Exercise material:
-----
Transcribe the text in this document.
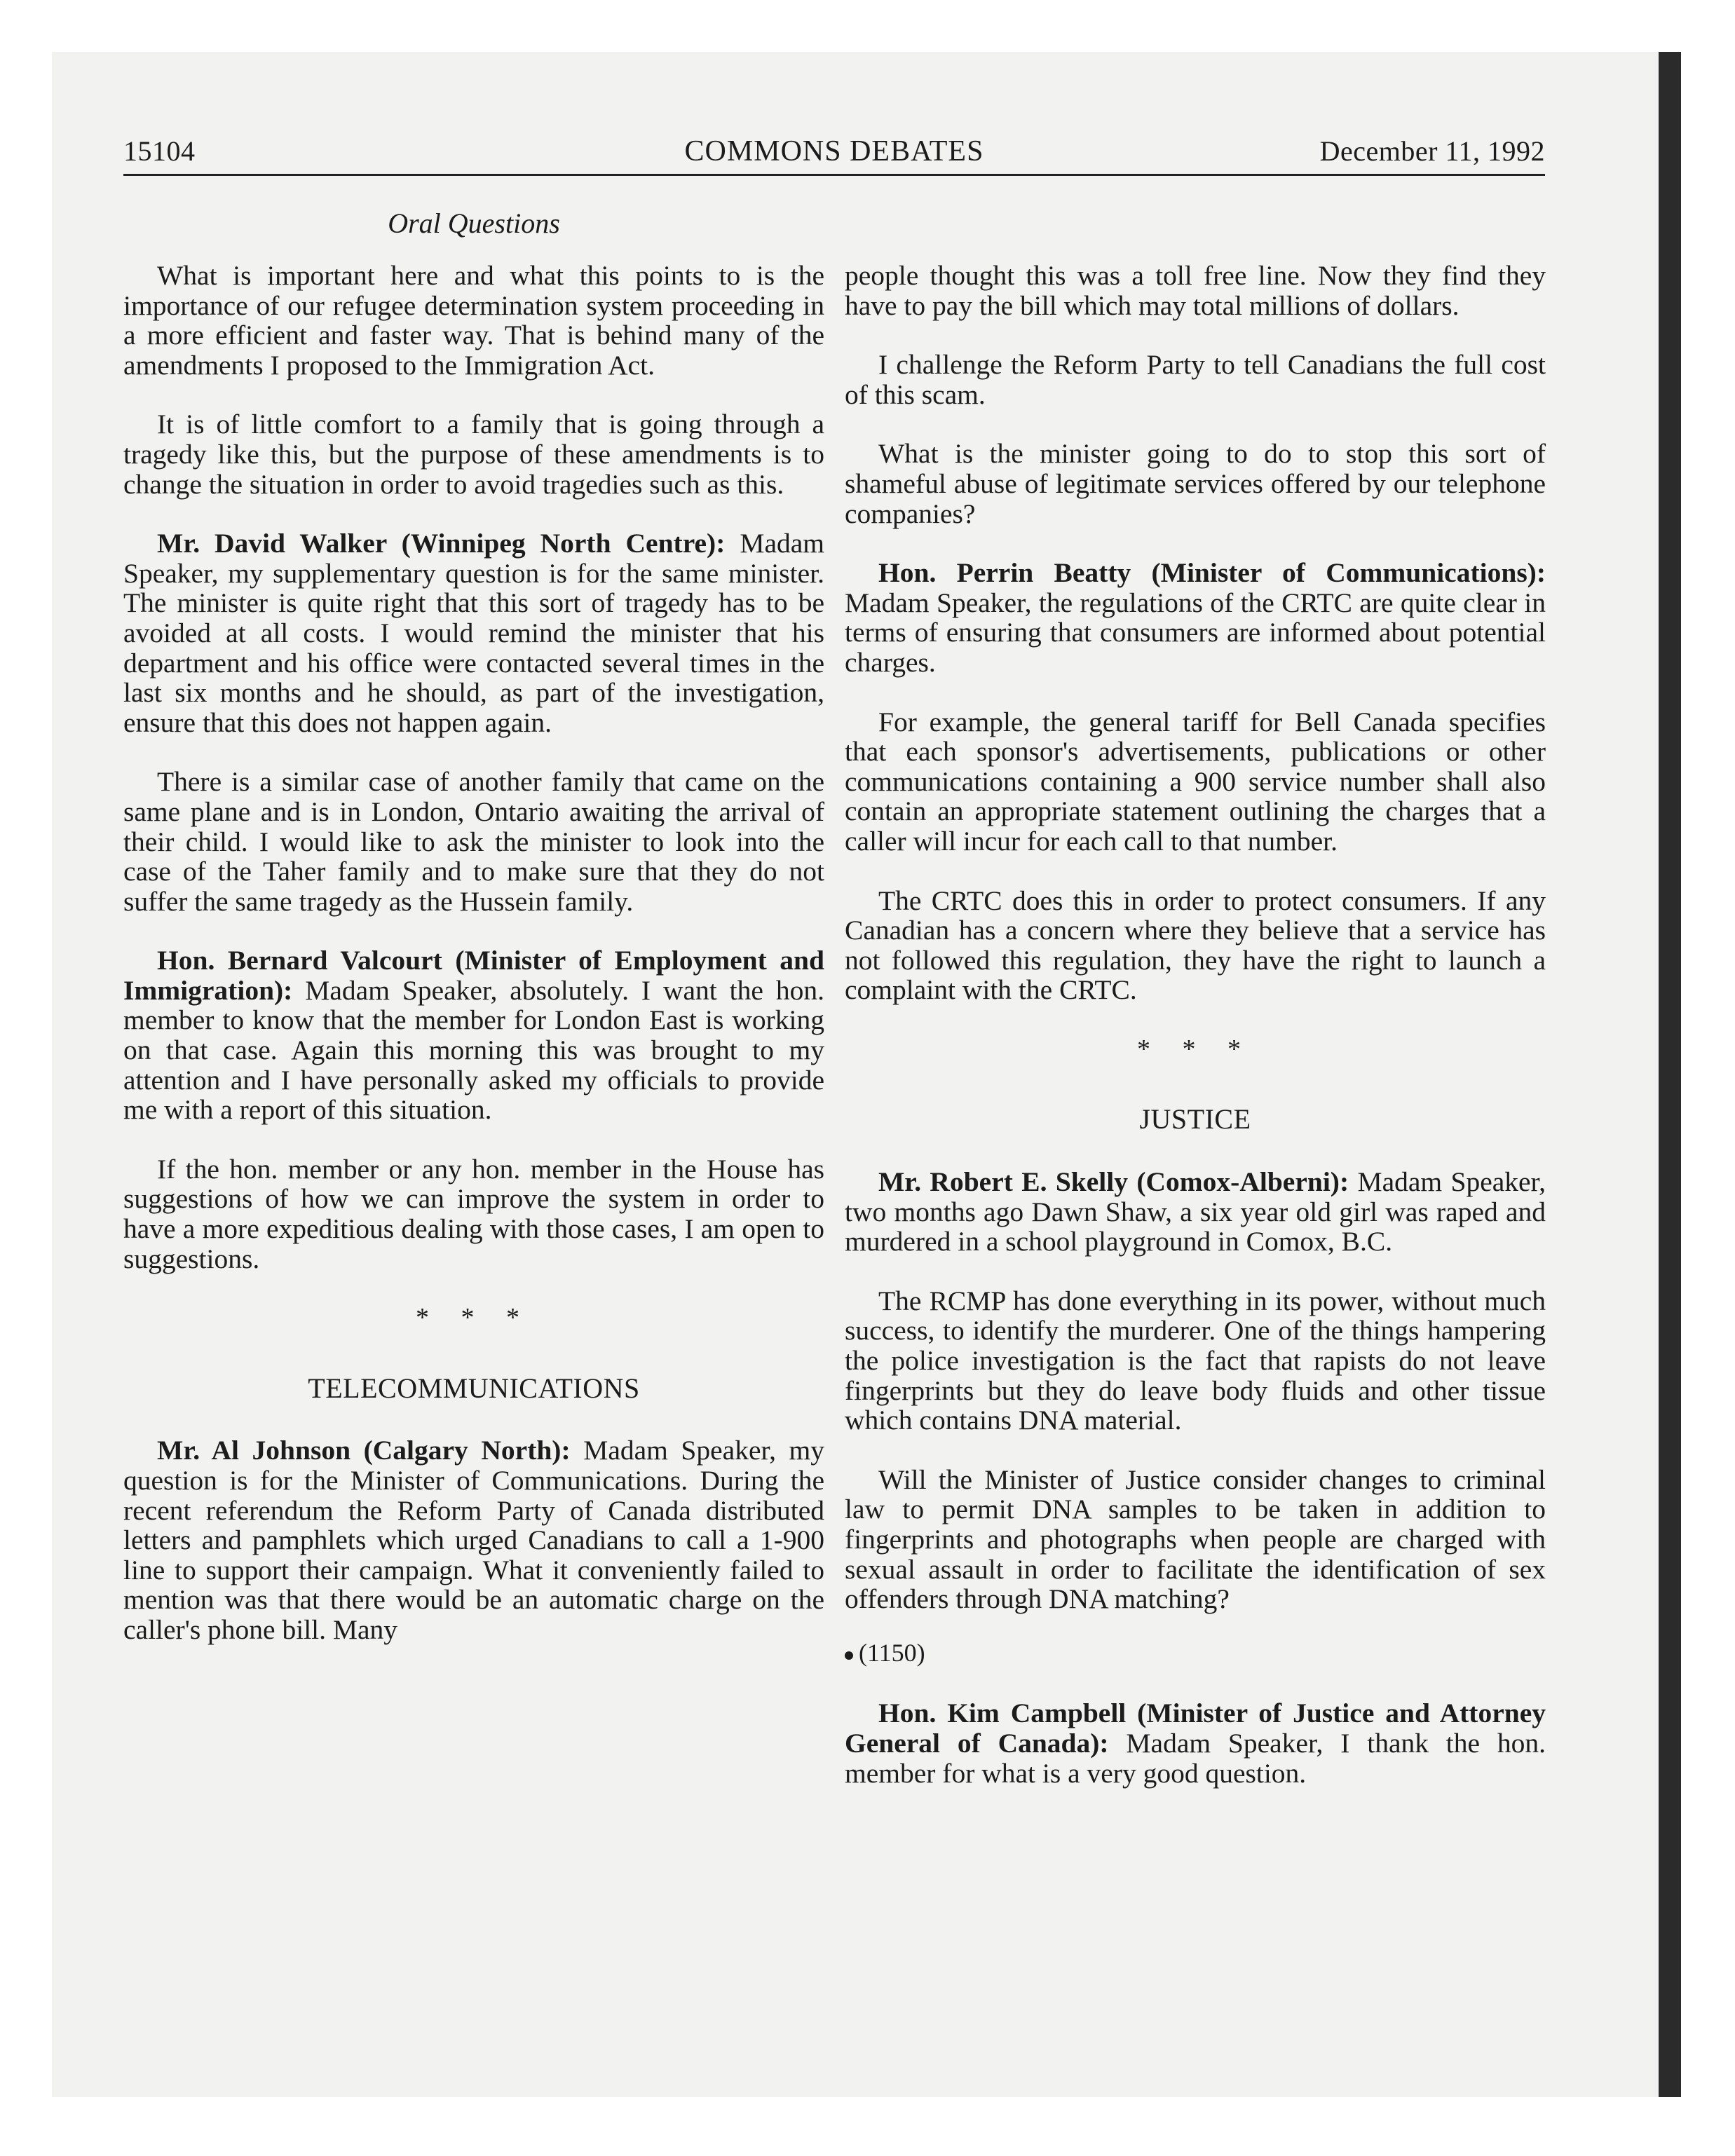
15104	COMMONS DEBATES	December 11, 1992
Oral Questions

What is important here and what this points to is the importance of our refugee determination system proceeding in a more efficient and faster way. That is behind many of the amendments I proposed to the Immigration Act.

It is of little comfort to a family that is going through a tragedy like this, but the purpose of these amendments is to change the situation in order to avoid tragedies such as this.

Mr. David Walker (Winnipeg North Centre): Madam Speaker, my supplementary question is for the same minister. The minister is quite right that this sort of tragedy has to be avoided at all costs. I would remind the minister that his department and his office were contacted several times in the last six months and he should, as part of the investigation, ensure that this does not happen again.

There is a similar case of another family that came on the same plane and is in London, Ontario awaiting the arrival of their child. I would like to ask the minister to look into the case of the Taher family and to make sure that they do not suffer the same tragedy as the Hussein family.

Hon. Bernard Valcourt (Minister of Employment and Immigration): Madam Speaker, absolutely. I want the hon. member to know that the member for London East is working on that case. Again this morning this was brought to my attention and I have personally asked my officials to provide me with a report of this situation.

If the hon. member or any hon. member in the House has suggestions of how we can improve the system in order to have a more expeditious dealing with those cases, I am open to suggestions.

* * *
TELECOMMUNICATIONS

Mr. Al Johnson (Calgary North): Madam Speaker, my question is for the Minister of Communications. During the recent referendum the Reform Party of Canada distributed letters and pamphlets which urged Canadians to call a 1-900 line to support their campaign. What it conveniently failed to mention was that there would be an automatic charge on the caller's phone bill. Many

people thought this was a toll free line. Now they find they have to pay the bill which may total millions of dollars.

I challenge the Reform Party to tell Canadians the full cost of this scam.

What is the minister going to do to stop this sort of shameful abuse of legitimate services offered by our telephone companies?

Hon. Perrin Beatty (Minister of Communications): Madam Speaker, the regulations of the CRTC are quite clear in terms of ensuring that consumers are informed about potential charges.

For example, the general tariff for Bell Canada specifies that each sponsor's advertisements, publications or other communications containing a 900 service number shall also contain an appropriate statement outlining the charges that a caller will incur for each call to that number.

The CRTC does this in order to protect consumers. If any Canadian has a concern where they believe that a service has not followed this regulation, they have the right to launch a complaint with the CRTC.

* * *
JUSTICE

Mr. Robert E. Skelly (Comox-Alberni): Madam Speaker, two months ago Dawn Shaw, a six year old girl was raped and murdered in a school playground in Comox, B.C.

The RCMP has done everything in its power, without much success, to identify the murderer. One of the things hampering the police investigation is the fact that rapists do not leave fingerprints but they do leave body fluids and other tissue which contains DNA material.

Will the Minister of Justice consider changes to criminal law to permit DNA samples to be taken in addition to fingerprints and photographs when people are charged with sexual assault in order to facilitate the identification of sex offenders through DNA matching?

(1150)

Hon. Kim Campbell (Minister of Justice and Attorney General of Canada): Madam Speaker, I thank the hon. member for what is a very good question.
-----
Task goal:
Give the data again exactly as written, with all pictures left out.

Written reply:
Transcribe the text in this document.
15104	COMMONS DEBATES	December 11, 1992
Oral Questions

What is important here and what this points to is the importance of our refugee determination system proceeding in a more efficient and faster way. That is behind many of the amendments I proposed to the Immigration Act.

It is of little comfort to a family that is going through a tragedy like this, but the purpose of these amendments is to change the situation in order to avoid tragedies such as this.

Mr. David Walker (Winnipeg North Centre): Madam Speaker, my supplementary question is for the same minister. The minister is quite right that this sort of tragedy has to be avoided at all costs. I would remind the minister that his department and his office were contacted several times in the last six months and he should, as part of the investigation, ensure that this does not happen again.

There is a similar case of another family that came on the same plane and is in London, Ontario awaiting the arrival of their child. I would like to ask the minister to look into the case of the Taher family and to make sure that they do not suffer the same tragedy as the Hussein family.

Hon. Bernard Valcourt (Minister of Employment and Immigration): Madam Speaker, absolutely. I want the hon. member to know that the member for London East is working on that case. Again this morning this was brought to my attention and I have personally asked my officials to provide me with a report of this situation.

If the hon. member or any hon. member in the House has suggestions of how we can improve the system in order to have a more expeditious dealing with those cases, I am open to suggestions.

* * *
TELECOMMUNICATIONS

Mr. Al Johnson (Calgary North): Madam Speaker, my question is for the Minister of Communications. During the recent referendum the Reform Party of Canada distributed letters and pamphlets which urged Canadians to call a 1-900 line to support their campaign. What it conveniently failed to mention was that there would be an automatic charge on the caller's phone bill. Many

people thought this was a toll free line. Now they find they have to pay the bill which may total millions of dollars.

I challenge the Reform Party to tell Canadians the full cost of this scam.

What is the minister going to do to stop this sort of shameful abuse of legitimate services offered by our telephone companies?

Hon. Perrin Beatty (Minister of Communications): Madam Speaker, the regulations of the CRTC are quite clear in terms of ensuring that consumers are informed about potential charges.

For example, the general tariff for Bell Canada specifies that each sponsor's advertisements, publications or other communications containing a 900 service number shall also contain an appropriate statement outlining the charges that a caller will incur for each call to that number.

The CRTC does this in order to protect consumers. If any Canadian has a concern where they believe that a service has not followed this regulation, they have the right to launch a complaint with the CRTC.

* * *
JUSTICE

Mr. Robert E. Skelly (Comox-Alberni): Madam Speaker, two months ago Dawn Shaw, a six year old girl was raped and murdered in a school playground in Comox, B.C.

The RCMP has done everything in its power, without much success, to identify the murderer. One of the things hampering the police investigation is the fact that rapists do not leave fingerprints but they do leave body fluids and other tissue which contains DNA material.

Will the Minister of Justice consider changes to criminal law to permit DNA samples to be taken in addition to fingerprints and photographs when people are charged with sexual assault in order to facilitate the identification of sex offenders through DNA matching?

(1150)

Hon. Kim Campbell (Minister of Justice and Attorney General of Canada): Madam Speaker, I thank the hon. member for what is a very good question.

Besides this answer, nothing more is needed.